# Passage provided
━━━━

After the highs of 2021, fintech funding came crashing down. As 2022 rolled out, it became clear the bubble was no more. As inflation started to creep up, cash-strapped startups started to fall, and the drops seen in public markets started to ripple into private.
At the beginning of this year, the trend continued. Valuations dropped across the board, and funding round announcements matching those in the 2021-early 2022 fintech frenzy became increasingly sparse. VC “dry powder” mounted, ready to deploy as investors scaled back on their “FOMO” from the years prior and adjusted their risk appetite.
“We’re still in the middle of it,” said David Jegen, Co-Founder of Fintech Sandbox and a Partner with F-Prime Capital. “There is more conservatism in investing (this year). While there is a lot of capital still ready to be invested and has been invested, people are more careful about the kinds of risks or how much risk they take. I think that until we feel that there’s more of an understanding of where the floor is, there will be some more attention to those lower risk factors.”
However, he explained, there are still some fintechs that have broken the mold.

━━━━

# Material

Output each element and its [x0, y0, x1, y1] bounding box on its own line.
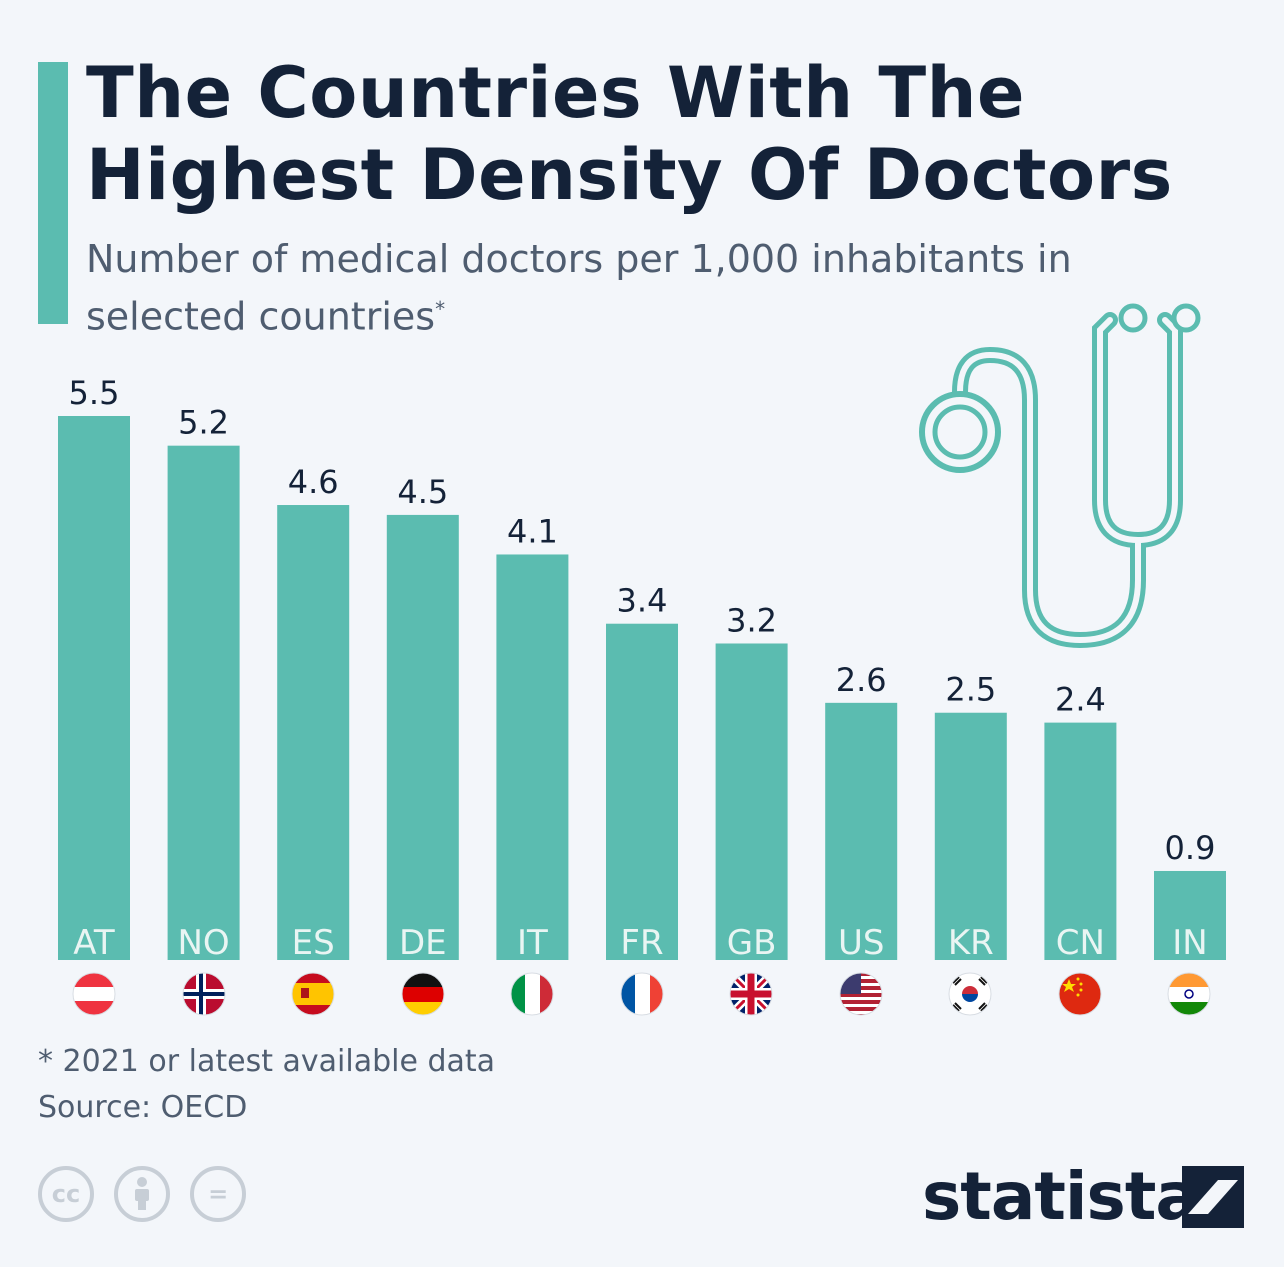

━━━━

# Problems
a) Transcribe the stretch of the fintech funding passage from "After the highs" through "ripple into private.".
b) Decide whether each statement agrees with the fintech funding passage. Answer yes or no, and quote the words from the passage that settle it: (i) Fintech funding kept rising through 2022. (ii) David Jegen is a Partner with F-Prime Capital. (iii) Jegen says there is less conservatism in investing this year.
c) Write the next part of the fintech funding passage, starting after its final sentence.
The data plays no part in this work.

# Responses
a)
After the highs of 2021, fintech funding came crashing down. As 2022 rolled out, it became clear the bubble was no more. As inflation started to creep up, cash-strapped startups started to fall, and the drops seen in public markets started to ripple into private.

b)
(i) No: "As 2022 rolled out, it became clear the bubble was no more."
(ii) Yes: "a Partner with F-Prime Capital"
(iii) No: "There is more conservatism in investing (this year)."

c)
“I’m experiencing the greatest dispersion in valuations and kind of company performance that I’ve seen in a long time,” he continued. “There are some valuations that look like 2021 valuation and reflect a certain enthusiasm, where people feel like there’s something really exceptional here and warrant that. Then others have clearly corrected to something that looks like an earlier era.”
A Shift in Attitudes Towards Risk
Harsh conditions surrounding fintechs, while affecting different sectors disproportionately, have shifted executives’ and VCs’ attitudes to risk. No longer pursuing the “growth at all costs” mindset, the focus has settled on the foundations of their business. For some, this shift has been more difficult, and many startups have failed as a result.
“I think 2021 is an aberration and probably, on most levels, reflected excessive excitement,” said Jegen. “It just happens in markets where everybody kind of moves in a group thing for a while.”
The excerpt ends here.